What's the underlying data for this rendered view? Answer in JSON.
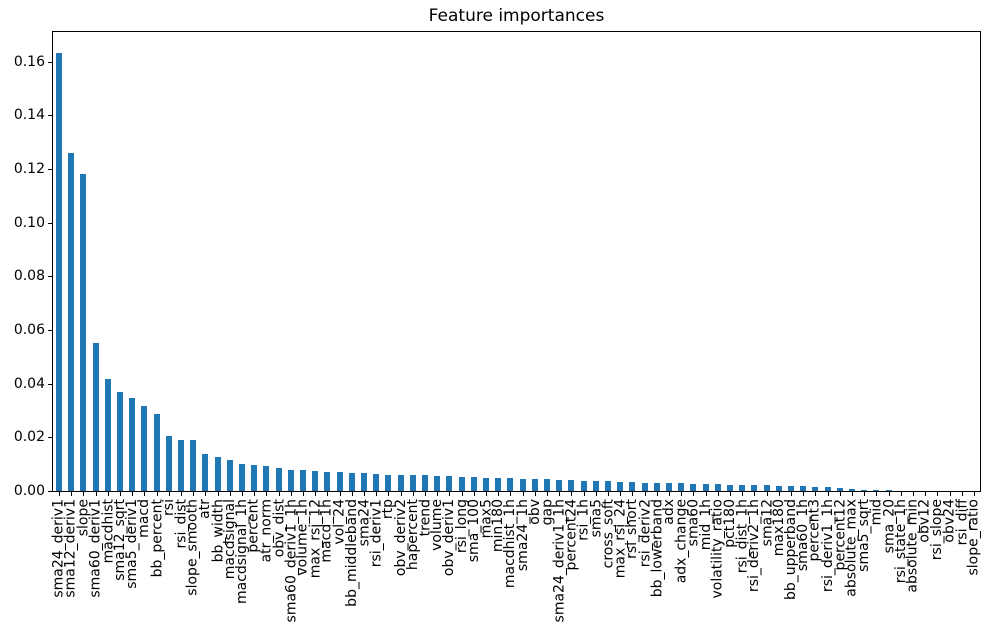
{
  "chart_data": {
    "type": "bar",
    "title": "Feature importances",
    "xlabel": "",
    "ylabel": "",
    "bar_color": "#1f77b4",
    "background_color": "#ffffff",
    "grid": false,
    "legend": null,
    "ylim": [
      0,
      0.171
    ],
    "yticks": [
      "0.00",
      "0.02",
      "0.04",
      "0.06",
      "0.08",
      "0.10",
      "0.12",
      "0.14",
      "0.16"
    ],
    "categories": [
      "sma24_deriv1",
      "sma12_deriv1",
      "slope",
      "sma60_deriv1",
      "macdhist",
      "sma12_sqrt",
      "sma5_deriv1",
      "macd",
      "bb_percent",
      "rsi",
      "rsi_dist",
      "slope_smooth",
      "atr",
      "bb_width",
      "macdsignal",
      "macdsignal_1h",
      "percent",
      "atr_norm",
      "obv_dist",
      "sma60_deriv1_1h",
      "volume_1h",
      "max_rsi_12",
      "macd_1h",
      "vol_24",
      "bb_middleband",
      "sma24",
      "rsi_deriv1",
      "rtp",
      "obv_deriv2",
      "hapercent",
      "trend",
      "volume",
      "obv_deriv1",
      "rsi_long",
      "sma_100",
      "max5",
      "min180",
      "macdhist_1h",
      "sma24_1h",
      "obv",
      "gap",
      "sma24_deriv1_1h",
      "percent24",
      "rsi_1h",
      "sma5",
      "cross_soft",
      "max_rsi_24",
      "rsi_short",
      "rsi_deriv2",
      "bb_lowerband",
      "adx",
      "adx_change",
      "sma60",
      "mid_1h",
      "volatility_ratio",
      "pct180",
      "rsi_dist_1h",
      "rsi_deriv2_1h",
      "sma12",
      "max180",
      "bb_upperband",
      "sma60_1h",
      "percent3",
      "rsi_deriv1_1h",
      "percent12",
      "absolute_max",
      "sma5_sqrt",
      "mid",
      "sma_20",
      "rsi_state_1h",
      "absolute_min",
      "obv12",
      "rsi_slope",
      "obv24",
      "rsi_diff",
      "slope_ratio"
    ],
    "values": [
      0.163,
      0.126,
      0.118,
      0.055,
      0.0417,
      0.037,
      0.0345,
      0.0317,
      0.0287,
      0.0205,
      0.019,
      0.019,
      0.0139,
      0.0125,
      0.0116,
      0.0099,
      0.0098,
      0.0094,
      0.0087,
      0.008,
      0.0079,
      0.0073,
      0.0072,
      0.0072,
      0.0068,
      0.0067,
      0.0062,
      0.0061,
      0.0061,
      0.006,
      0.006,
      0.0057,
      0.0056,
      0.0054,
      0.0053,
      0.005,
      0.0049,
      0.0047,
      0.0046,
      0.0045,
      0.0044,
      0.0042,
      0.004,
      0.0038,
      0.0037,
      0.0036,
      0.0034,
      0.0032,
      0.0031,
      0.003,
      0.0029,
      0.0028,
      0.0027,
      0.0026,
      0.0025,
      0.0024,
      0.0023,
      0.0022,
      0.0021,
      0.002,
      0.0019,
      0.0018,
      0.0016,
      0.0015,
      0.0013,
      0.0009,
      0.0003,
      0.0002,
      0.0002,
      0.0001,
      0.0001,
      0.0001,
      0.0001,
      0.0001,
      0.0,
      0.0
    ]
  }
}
============
Will you restate every entry word for word and omit the images?

What's the underlying data for this rendered view? Answer in JSON.
{
  "chart_data": {
    "type": "bar",
    "title": "Feature importances",
    "xlabel": "",
    "ylabel": "",
    "bar_color": "#1f77b4",
    "background_color": "#ffffff",
    "grid": false,
    "legend": null,
    "ylim": [
      0,
      0.171
    ],
    "yticks": [
      "0.00",
      "0.02",
      "0.04",
      "0.06",
      "0.08",
      "0.10",
      "0.12",
      "0.14",
      "0.16"
    ],
    "categories": [
      "sma24_deriv1",
      "sma12_deriv1",
      "slope",
      "sma60_deriv1",
      "macdhist",
      "sma12_sqrt",
      "sma5_deriv1",
      "macd",
      "bb_percent",
      "rsi",
      "rsi_dist",
      "slope_smooth",
      "atr",
      "bb_width",
      "macdsignal",
      "macdsignal_1h",
      "percent",
      "atr_norm",
      "obv_dist",
      "sma60_deriv1_1h",
      "volume_1h",
      "max_rsi_12",
      "macd_1h",
      "vol_24",
      "bb_middleband",
      "sma24",
      "rsi_deriv1",
      "rtp",
      "obv_deriv2",
      "hapercent",
      "trend",
      "volume",
      "obv_deriv1",
      "rsi_long",
      "sma_100",
      "max5",
      "min180",
      "macdhist_1h",
      "sma24_1h",
      "obv",
      "gap",
      "sma24_deriv1_1h",
      "percent24",
      "rsi_1h",
      "sma5",
      "cross_soft",
      "max_rsi_24",
      "rsi_short",
      "rsi_deriv2",
      "bb_lowerband",
      "adx",
      "adx_change",
      "sma60",
      "mid_1h",
      "volatility_ratio",
      "pct180",
      "rsi_dist_1h",
      "rsi_deriv2_1h",
      "sma12",
      "max180",
      "bb_upperband",
      "sma60_1h",
      "percent3",
      "rsi_deriv1_1h",
      "percent12",
      "absolute_max",
      "sma5_sqrt",
      "mid",
      "sma_20",
      "rsi_state_1h",
      "absolute_min",
      "obv12",
      "rsi_slope",
      "obv24",
      "rsi_diff",
      "slope_ratio"
    ],
    "values": [
      0.163,
      0.126,
      0.118,
      0.055,
      0.0417,
      0.037,
      0.0345,
      0.0317,
      0.0287,
      0.0205,
      0.019,
      0.019,
      0.0139,
      0.0125,
      0.0116,
      0.0099,
      0.0098,
      0.0094,
      0.0087,
      0.008,
      0.0079,
      0.0073,
      0.0072,
      0.0072,
      0.0068,
      0.0067,
      0.0062,
      0.0061,
      0.0061,
      0.006,
      0.006,
      0.0057,
      0.0056,
      0.0054,
      0.0053,
      0.005,
      0.0049,
      0.0047,
      0.0046,
      0.0045,
      0.0044,
      0.0042,
      0.004,
      0.0038,
      0.0037,
      0.0036,
      0.0034,
      0.0032,
      0.0031,
      0.003,
      0.0029,
      0.0028,
      0.0027,
      0.0026,
      0.0025,
      0.0024,
      0.0023,
      0.0022,
      0.0021,
      0.002,
      0.0019,
      0.0018,
      0.0016,
      0.0015,
      0.0013,
      0.0009,
      0.0003,
      0.0002,
      0.0002,
      0.0001,
      0.0001,
      0.0001,
      0.0001,
      0.0001,
      0.0,
      0.0
    ]
  }
}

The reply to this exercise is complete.